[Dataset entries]
════════════════════

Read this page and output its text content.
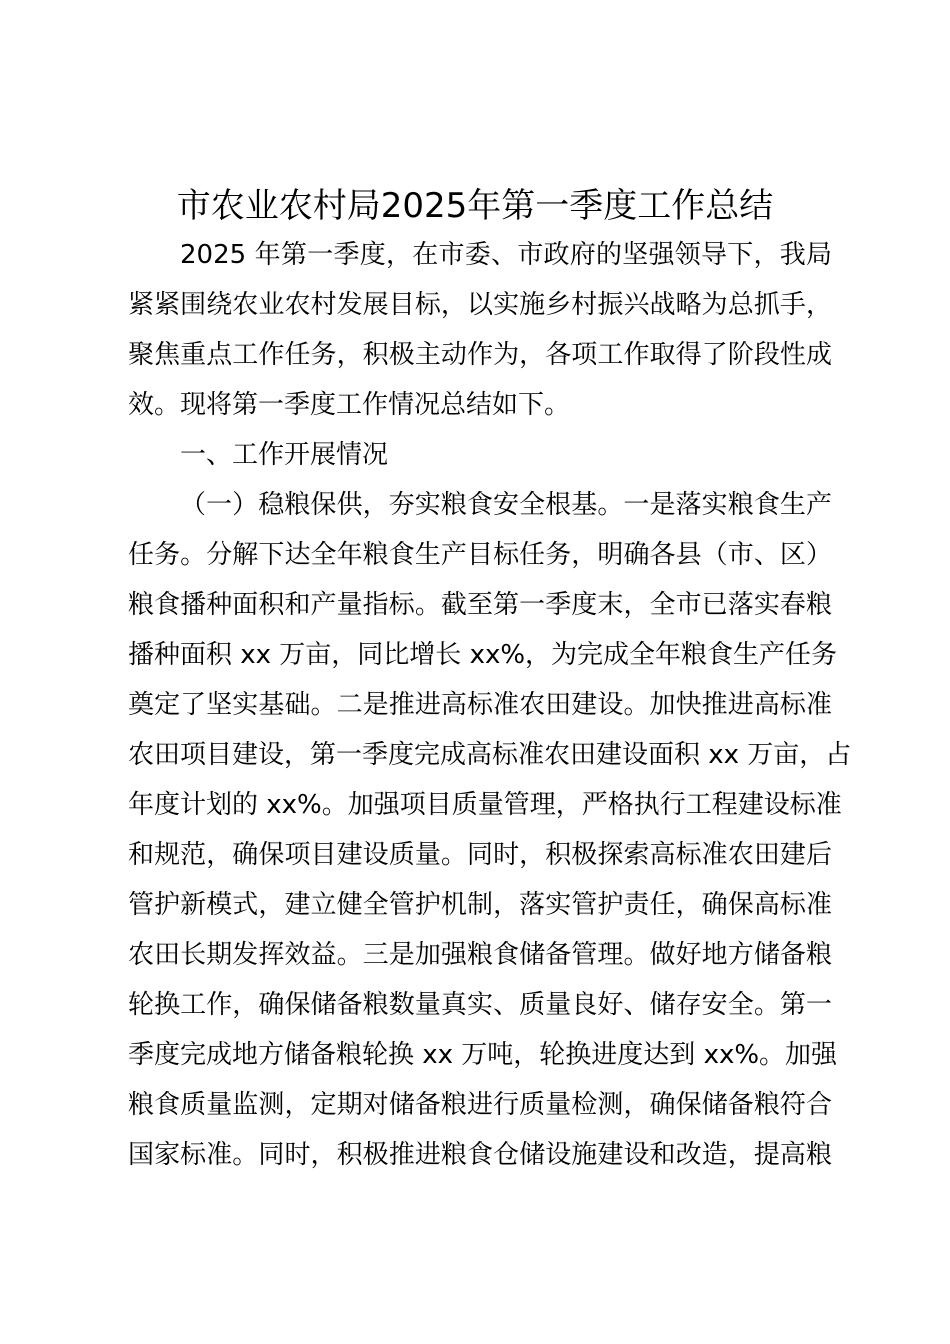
市农业农村局2025年第一季度工作总结
2025 年第一季度，在市委、市政府的坚强领导下，我局
紧紧围绕农业农村发展目标，以实施乡村振兴战略为总抓手，
聚焦重点工作任务，积极主动作为，各项工作取得了阶段性成
效。现将第一季度工作情况总结如下。
一、工作开展情况
（一）稳粮保供，夯实粮食安全根基。一是落实粮食生产
任务。分解下达全年粮食生产目标任务，明确各县（市、区）
粮食播种面积和产量指标。截至第一季度末，全市已落实春粮
播种面积 xx 万亩，同比增长 xx%，为完成全年粮食生产任务
奠定了坚实基础。二是推进高标准农田建设。加快推进高标准
农田项目建设，第一季度完成高标准农田建设面积 xx 万亩，占
年度计划的 xx%。加强项目质量管理，严格执行工程建设标准
和规范，确保项目建设质量。同时，积极探索高标准农田建后
管护新模式，建立健全管护机制，落实管护责任，确保高标准
农田长期发挥效益。三是加强粮食储备管理。做好地方储备粮
轮换工作，确保储备粮数量真实、质量良好、储存安全。第一
季度完成地方储备粮轮换 xx 万吨，轮换进度达到 xx%。加强
粮食质量监测，定期对储备粮进行质量检测，确保储备粮符合
国家标准。同时，积极推进粮食仓储设施建设和改造，提高粮
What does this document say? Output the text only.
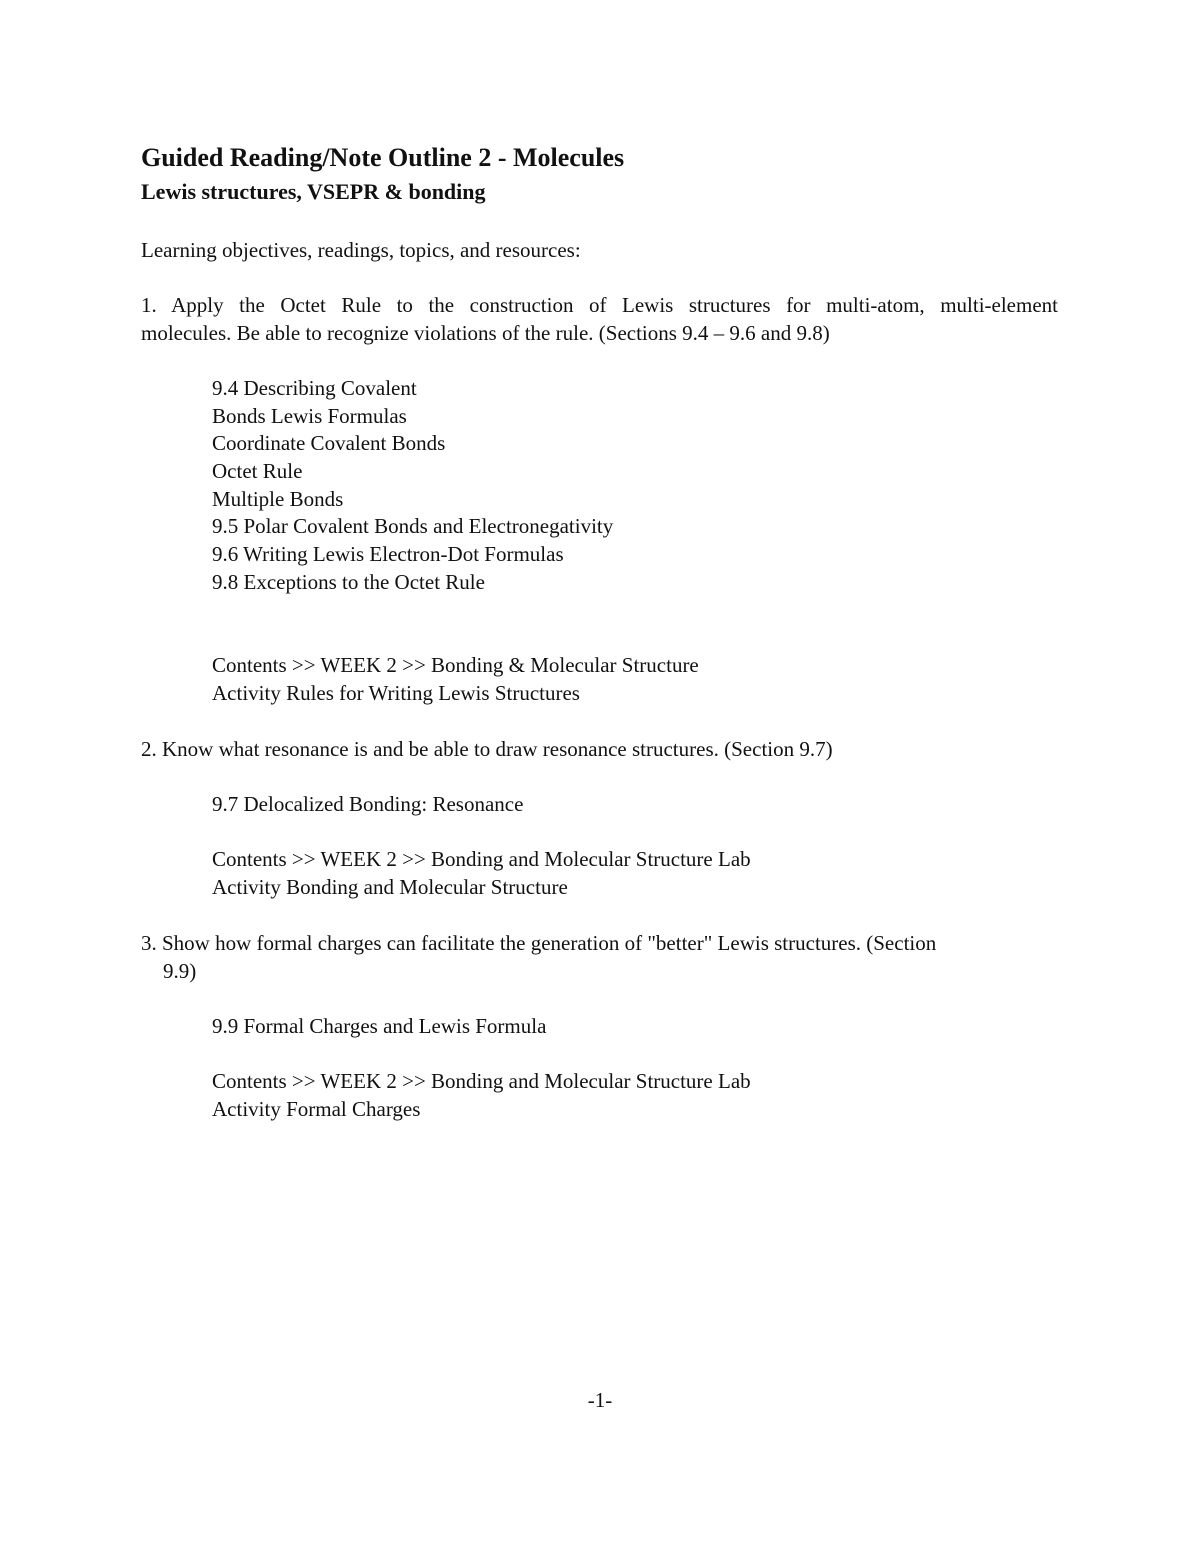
Guided Reading/Note Outline 2 - Molecules
Lewis structures, VSEPR & bonding
Learning objectives, readings, topics, and resources:
1. Apply the Octet Rule to the construction of Lewis structures for multi-atom, multi-element
molecules. Be able to recognize violations of the rule. (Sections 9.4 – 9.6 and 9.8)
9.4 Describing Covalent
Bonds Lewis Formulas
Coordinate Covalent Bonds
Octet Rule
Multiple Bonds
9.5 Polar Covalent Bonds and Electronegativity
9.6 Writing Lewis Electron-Dot Formulas
9.8 Exceptions to the Octet Rule
Contents >> WEEK 2 >> Bonding & Molecular Structure
Activity Rules for Writing Lewis Structures
2. Know what resonance is and be able to draw resonance structures. (Section 9.7)
9.7 Delocalized Bonding: Resonance
Contents >> WEEK 2 >> Bonding and Molecular Structure Lab
Activity Bonding and Molecular Structure
3. Show how formal charges can facilitate the generation of "better" Lewis structures. (Section
9.9)
9.9 Formal Charges and Lewis Formula
Contents >> WEEK 2 >> Bonding and Molecular Structure Lab
Activity Formal Charges
-1-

════════════════════

● EXERCISE AIM:
Take the line containing "What does this" and every line after it up to the end of the entries, and quote them exactly. Both ends count; the pictures do not.

● RESPONSE:
What does this document say? Output the text only.
Guided Reading/Note Outline 2 - Molecules
Lewis structures, VSEPR & bonding
Learning objectives, readings, topics, and resources:
1. Apply the Octet Rule to the construction of Lewis structures for multi-atom, multi-element
molecules. Be able to recognize violations of the rule. (Sections 9.4 – 9.6 and 9.8)
9.4 Describing Covalent
Bonds Lewis Formulas
Coordinate Covalent Bonds
Octet Rule
Multiple Bonds
9.5 Polar Covalent Bonds and Electronegativity
9.6 Writing Lewis Electron-Dot Formulas
9.8 Exceptions to the Octet Rule
Contents >> WEEK 2 >> Bonding & Molecular Structure
Activity Rules for Writing Lewis Structures
2. Know what resonance is and be able to draw resonance structures. (Section 9.7)
9.7 Delocalized Bonding: Resonance
Contents >> WEEK 2 >> Bonding and Molecular Structure Lab
Activity Bonding and Molecular Structure
3. Show how formal charges can facilitate the generation of "better" Lewis structures. (Section
9.9)
9.9 Formal Charges and Lewis Formula
Contents >> WEEK 2 >> Bonding and Molecular Structure Lab
Activity Formal Charges
-1-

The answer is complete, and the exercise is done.